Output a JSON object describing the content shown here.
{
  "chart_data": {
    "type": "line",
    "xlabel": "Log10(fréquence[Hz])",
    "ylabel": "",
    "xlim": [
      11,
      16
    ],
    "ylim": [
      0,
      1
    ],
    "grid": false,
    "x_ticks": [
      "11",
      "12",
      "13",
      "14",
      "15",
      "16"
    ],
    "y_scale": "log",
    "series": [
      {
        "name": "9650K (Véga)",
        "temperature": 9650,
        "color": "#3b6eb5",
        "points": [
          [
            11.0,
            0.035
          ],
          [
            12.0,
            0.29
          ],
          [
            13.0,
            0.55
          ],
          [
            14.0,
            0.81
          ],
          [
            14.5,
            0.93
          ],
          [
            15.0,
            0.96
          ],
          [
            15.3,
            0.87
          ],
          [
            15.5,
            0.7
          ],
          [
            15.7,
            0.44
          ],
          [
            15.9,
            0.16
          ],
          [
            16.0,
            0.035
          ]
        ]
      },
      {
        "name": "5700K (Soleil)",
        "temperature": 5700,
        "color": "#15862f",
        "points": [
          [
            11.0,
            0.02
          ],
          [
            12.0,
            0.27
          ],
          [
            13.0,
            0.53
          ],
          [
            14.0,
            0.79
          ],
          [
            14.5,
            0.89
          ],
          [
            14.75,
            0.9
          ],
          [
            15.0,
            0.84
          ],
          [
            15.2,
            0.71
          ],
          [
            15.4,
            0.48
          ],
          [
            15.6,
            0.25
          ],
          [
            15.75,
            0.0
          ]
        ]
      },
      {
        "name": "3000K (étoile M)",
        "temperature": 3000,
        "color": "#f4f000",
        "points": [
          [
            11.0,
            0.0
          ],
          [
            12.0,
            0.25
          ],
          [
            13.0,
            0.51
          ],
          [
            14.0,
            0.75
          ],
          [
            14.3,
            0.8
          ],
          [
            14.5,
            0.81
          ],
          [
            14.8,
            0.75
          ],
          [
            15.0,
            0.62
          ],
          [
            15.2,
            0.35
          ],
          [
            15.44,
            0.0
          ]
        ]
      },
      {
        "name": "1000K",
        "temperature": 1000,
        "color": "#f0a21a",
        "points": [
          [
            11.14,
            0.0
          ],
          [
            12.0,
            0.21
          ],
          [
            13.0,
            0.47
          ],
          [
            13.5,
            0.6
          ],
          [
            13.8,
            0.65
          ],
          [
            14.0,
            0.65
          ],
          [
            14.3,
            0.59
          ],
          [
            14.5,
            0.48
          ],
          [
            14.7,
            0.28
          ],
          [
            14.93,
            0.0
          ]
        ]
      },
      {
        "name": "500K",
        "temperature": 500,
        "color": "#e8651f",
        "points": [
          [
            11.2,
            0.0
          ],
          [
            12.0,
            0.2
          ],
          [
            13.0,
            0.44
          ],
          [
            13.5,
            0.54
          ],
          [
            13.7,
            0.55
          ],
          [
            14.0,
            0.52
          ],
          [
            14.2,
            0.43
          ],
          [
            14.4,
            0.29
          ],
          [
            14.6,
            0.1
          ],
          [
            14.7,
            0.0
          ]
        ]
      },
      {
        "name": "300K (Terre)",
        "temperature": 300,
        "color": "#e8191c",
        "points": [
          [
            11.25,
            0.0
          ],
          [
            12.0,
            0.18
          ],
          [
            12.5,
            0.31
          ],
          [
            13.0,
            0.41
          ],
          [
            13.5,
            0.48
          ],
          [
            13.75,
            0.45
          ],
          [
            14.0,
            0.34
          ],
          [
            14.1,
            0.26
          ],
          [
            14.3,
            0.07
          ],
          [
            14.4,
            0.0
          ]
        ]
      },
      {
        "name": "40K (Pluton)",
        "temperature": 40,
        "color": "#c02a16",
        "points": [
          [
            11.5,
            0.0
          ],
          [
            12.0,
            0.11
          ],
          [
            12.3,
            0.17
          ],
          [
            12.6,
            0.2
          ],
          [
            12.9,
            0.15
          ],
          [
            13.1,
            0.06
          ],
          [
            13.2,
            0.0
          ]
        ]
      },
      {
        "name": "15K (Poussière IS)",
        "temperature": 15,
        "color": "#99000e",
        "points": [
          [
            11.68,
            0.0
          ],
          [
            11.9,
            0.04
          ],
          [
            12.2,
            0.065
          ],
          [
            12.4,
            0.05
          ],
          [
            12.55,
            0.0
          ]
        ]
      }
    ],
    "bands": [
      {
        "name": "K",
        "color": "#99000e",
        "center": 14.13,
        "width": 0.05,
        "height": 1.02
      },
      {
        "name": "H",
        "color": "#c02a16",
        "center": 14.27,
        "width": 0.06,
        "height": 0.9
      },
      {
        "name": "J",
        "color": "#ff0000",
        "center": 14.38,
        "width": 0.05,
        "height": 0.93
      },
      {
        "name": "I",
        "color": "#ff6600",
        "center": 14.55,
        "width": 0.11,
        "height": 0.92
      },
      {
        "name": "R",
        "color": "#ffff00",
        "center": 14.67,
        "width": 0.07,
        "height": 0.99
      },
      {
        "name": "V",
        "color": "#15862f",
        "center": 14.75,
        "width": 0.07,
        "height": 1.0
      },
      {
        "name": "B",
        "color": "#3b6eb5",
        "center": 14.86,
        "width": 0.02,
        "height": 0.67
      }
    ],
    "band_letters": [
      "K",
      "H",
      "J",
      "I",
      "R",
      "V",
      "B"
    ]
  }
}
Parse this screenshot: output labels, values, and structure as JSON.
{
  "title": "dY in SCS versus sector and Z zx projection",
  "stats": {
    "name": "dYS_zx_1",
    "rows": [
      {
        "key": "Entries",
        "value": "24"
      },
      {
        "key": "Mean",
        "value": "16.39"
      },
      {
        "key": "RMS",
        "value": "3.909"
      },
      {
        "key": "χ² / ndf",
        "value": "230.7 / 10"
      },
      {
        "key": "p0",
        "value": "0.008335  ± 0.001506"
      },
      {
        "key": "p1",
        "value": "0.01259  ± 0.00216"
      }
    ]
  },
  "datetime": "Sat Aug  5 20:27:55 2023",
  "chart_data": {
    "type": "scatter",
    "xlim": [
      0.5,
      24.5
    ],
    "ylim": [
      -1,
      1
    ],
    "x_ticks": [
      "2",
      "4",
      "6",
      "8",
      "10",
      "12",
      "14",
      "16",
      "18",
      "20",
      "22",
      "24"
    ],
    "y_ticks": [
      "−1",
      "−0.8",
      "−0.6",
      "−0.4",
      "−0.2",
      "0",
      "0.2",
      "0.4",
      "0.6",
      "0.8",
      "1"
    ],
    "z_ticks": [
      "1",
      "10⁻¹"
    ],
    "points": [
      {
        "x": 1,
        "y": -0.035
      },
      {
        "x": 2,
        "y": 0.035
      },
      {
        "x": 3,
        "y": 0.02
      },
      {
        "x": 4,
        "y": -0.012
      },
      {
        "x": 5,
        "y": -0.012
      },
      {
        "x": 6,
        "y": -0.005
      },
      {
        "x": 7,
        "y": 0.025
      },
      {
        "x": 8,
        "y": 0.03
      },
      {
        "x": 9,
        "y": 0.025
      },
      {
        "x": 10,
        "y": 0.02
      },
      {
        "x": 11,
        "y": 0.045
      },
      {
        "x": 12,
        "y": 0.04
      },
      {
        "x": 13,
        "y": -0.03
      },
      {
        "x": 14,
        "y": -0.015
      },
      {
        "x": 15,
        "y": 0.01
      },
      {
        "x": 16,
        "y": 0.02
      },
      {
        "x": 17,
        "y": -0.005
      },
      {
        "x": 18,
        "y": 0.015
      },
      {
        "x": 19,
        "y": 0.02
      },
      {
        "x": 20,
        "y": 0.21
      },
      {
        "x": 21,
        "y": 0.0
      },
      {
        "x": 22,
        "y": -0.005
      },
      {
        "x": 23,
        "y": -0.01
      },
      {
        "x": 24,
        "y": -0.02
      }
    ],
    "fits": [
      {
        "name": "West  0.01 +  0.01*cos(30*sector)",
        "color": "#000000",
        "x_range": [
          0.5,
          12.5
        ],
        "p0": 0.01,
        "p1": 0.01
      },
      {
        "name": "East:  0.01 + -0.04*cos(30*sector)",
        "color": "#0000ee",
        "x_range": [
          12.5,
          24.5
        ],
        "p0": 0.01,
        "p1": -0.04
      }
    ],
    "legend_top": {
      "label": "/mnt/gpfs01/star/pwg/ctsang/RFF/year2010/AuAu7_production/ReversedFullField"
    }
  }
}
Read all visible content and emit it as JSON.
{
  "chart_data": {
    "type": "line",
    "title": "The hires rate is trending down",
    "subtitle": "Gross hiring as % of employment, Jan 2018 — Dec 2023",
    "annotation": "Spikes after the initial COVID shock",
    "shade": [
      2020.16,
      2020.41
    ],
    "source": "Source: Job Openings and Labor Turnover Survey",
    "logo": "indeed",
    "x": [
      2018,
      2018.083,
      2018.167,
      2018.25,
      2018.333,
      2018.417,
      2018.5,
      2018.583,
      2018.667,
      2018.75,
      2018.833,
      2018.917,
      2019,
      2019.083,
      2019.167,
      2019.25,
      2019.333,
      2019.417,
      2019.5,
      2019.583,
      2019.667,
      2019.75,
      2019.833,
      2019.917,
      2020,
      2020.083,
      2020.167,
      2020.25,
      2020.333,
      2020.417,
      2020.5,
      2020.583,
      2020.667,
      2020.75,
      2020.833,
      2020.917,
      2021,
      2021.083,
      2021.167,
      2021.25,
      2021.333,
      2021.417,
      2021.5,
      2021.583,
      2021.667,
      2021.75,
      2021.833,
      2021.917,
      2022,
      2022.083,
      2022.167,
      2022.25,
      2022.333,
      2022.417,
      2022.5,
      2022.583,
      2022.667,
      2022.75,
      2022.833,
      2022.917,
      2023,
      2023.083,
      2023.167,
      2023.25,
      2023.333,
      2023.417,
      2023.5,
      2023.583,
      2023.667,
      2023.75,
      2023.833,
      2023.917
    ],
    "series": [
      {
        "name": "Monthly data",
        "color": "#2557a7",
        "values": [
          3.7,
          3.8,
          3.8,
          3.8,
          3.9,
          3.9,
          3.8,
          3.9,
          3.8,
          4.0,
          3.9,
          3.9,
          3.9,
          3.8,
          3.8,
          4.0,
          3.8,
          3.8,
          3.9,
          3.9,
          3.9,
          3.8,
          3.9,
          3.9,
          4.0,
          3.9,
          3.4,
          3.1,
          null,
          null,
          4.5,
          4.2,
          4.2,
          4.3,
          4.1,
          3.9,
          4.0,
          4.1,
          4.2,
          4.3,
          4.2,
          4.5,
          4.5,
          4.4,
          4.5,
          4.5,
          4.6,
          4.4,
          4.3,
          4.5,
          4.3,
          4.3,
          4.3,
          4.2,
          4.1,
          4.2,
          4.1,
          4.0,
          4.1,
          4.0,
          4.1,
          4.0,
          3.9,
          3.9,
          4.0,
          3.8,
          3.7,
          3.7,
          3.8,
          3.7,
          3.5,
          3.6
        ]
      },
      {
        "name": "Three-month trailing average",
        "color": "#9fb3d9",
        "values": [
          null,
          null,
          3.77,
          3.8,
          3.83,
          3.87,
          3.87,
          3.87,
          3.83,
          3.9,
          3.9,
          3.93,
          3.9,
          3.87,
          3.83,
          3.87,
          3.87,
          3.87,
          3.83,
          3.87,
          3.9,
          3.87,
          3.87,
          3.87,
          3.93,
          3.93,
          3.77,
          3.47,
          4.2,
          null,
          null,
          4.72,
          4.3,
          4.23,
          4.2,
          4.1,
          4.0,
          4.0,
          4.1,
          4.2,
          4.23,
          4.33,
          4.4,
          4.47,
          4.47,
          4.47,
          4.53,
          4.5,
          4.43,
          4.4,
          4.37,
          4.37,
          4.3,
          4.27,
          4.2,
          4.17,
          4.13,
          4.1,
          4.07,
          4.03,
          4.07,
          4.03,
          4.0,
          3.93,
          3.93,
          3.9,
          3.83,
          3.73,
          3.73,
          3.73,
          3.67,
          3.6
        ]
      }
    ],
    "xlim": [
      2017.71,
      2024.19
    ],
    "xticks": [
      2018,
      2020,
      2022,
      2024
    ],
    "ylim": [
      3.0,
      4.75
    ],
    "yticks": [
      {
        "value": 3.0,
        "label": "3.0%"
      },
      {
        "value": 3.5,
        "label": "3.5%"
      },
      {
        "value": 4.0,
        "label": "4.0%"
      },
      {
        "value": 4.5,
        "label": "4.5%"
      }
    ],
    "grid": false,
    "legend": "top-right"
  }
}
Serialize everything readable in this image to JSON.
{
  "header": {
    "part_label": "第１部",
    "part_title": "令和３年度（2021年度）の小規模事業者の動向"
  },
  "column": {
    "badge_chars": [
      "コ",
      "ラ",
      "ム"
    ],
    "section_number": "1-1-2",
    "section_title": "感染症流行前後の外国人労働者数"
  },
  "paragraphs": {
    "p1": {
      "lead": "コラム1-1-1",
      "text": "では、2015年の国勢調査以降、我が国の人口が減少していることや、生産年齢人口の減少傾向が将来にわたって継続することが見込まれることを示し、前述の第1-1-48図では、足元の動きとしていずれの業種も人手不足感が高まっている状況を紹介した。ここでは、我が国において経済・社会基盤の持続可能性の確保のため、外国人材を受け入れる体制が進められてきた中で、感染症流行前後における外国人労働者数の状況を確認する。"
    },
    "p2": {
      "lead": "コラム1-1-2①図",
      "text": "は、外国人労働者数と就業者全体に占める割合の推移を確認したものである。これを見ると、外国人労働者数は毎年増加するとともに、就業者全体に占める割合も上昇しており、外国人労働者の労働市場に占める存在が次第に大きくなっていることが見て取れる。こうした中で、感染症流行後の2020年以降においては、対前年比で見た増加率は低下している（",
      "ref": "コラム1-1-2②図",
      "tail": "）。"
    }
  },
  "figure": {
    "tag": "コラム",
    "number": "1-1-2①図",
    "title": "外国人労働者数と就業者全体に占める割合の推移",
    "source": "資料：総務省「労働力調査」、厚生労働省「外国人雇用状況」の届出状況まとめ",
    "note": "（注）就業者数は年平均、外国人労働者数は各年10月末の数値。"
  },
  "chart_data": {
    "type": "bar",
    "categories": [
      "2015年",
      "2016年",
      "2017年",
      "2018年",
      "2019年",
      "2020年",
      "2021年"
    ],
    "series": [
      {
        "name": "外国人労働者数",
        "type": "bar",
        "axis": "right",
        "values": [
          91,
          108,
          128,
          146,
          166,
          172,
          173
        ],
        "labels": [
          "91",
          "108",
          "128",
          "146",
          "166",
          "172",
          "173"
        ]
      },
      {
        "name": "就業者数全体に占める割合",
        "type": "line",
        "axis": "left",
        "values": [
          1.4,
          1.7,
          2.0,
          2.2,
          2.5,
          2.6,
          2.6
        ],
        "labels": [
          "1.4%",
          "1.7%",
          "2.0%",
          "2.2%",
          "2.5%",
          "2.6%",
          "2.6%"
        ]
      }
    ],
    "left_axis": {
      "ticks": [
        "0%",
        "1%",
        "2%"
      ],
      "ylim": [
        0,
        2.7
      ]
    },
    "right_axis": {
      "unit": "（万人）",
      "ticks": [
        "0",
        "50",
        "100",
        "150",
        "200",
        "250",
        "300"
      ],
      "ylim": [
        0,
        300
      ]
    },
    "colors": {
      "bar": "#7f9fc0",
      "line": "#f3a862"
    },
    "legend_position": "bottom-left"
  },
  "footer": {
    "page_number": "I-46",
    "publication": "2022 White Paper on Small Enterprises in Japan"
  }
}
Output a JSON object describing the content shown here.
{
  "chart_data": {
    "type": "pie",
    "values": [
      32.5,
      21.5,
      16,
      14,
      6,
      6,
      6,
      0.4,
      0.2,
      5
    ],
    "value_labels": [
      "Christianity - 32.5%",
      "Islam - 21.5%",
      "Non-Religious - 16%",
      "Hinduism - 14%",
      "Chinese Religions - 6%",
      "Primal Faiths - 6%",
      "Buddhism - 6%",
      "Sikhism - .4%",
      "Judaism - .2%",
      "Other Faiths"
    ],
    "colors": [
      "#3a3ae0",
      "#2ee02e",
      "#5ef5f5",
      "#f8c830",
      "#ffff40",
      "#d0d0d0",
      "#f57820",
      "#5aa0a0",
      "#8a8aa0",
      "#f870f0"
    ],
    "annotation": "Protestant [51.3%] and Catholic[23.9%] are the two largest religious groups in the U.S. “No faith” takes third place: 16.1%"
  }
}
::::
▸ AIM OF THE TASK
Look through the listing above and count the lines where the string "this" appears. Report the number only.

▸ OUTPUT OF THE EXERCISE
2